### Questions on the material
A. Translate this sentence from the article on the mask study into Spanish: "The inexpensive masks, which have two head straps and a horizontal seam, captured 98% of exhaled virus, according to the study published in eBioMedicine."
B. In the article on the mask study, what share of the virus did surgical masks block?
C. Carry on the article about the COVID mask study, starting right after its last paragraph.

### Given text
N95 Masks Nearly Perfect at Blocking COVID, UMD Study Shows

UMD researchers and colleagues tested a variety of face masks and respirators to see which most effectively blocked the virus that causes COVID-19. The winner was duckbill N95 respirators. Photo Credit: iStock.

Published in Maryland Today | May 31, 2024

Any common face mask provides significant protection against the virus that causes COVID-19, but N95 masks are most effective at slashing the amount emitted by infected people, according to a University of Maryland-led study released Wednesday.

So-called “duckbill” N95 masks scored highest in the study, which measured the exhaled breath of participants who were tested both masked and unmasked to measure comparative outputs of SARS-CoV-2. The inexpensive masks, which have two head straps and a horizontal seam, captured 98% of exhaled virus, according to the study published in eBioMedicine.

The researchers also found that—in what might come as a surprise to many—cloth masks outperformed the specific brand of KN95 mask that was tested. Surgical masks brought up the rear in performance out of the four types, but even they blocked 70% of the virus, the tests showed. (To reflect the general public’s use of masks, study volunteers were not fit-tested for their masks or trained how to properly wear them.)

“The research shows that any mask is much better than no mask, and an N95 is significantly better than the other options. That’s the No. 1 message,” says the study’s senior author, MPower Professor Donald Milton, a professor of environmental health and a global expert on how viruses spread through the air.

The results also suggest that N95 masks, also known as respirators, should be the standard of care in nursing homes and health care settings when respiratory viral infections are prevalent and transmission risk is elevated, the researchers said. 

The study by the School of Public Health’s Public Health AeroBiology Lab (PHAB Lab) began in May 2020, shortly after the onset of the COVID-19 pandemic, focusing on masks as a tool to control the spread of the virus from the source, i.e. the infected person, rather than as a means of protection from virus particles in the surrounding air.

Researchers asked volunteers with COVID-19 to breathe into a contraption known as the Gesundheit II Machine, developed by Milton and colleagues to measure viruses in exhaled breath. Participants breathed into the machine for 30 minutes at a time and also repeated the alphabet, sang “Happy Birthday” and even repeatedly shouted “Go Terps!”—first with masks on, and then without.

Data excerpts:
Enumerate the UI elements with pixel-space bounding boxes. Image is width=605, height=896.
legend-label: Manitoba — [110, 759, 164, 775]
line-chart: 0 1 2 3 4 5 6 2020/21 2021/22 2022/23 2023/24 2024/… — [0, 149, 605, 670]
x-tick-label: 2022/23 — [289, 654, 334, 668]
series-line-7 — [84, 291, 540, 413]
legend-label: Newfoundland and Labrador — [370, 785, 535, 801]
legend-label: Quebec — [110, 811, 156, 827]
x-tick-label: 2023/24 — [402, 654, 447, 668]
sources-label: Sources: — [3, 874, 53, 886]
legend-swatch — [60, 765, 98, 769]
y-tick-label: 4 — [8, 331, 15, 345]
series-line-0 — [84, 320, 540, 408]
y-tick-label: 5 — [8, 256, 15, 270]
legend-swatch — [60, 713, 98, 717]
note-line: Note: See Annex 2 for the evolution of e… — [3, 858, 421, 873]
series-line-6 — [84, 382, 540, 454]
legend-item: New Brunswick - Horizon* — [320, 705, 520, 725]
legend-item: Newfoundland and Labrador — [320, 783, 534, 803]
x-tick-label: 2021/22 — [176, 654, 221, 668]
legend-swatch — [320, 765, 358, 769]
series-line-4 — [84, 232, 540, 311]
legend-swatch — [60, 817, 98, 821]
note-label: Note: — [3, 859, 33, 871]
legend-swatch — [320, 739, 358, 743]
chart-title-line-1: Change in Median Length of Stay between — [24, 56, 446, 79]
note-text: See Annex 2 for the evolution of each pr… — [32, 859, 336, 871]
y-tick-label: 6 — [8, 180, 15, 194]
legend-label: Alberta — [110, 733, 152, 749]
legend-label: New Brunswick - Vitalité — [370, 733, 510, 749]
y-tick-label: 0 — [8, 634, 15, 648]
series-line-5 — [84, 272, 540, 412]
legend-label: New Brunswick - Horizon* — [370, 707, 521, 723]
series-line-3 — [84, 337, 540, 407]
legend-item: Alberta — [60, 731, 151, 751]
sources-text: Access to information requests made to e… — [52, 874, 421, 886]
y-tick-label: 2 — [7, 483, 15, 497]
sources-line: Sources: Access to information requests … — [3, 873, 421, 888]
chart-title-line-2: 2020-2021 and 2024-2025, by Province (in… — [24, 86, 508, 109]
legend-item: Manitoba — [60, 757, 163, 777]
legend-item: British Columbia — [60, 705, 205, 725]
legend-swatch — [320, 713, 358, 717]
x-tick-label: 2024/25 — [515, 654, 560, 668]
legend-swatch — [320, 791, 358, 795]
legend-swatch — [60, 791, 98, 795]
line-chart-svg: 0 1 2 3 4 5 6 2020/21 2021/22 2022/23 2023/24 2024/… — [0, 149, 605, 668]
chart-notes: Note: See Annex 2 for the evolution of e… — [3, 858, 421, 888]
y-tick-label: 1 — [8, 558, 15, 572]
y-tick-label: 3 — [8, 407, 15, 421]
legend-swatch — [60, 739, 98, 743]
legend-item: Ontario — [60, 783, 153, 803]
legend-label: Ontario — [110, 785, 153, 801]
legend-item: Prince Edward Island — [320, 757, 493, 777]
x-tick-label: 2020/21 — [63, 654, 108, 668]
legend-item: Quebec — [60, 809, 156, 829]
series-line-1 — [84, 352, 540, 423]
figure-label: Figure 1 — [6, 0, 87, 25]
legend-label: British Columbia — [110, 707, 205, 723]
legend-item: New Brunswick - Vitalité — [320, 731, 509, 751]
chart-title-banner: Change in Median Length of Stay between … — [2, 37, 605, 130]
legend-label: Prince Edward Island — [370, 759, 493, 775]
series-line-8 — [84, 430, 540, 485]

### Answers in order
A. Las mascarillas económicas, que tienen dos correas para la cabeza y una costura horizontal, capturaron el 98 % del virus exhalado, según el estudio publicado en eBioMedicine.

B. Surgical masks blocked 70% of the virus.

C.
“Data from our study suggests that a mildly symptomatic person with COVID-19 who is not wearing a mask exhales a little over two infectious doses per hour says first author Jianyu Lai, a postdoctoral researcher at the PHAB Lab. “But when wearing an N95 mask, the risk goes down exponentially.”

The study includes coauthors from UMD’s A. James Clark School of Engineering and the World Health Organization Collaborating Centre for Infectious Disease Epidemiology and Control at the University of Hong Kong.

The duckbill N95 blocked 99% of large virus particles and 98% of small ones, thanks to the design’s tight seal, powerful filter and large air space for breath to circulate, Milton said. Perhaps surprisingly, widely used KN95 masks—sometimes billed as nearly equaling N95s in effectiveness—were no better than a variety of cloth masks or surgical masks. The common brand of KN95 masks tested leaks more air than duckbills or other studied masks because they don’t conform to the face well, Milton believes. That flaw is compounded by a powerful filter with more flow resistance that pushes air—and virus particles—out of the mask at the sides instead of through the filter.

Cloth masks also outperformed both KN95 and surgical masks. Milton theorizes that cloth variants were the second-most effective masks tested because of greater coverage that wraps around the face and gives a better seal than either KN95 or surgical masks. Flow resistance is also lower, allowing breath to pass through rather than around the filter.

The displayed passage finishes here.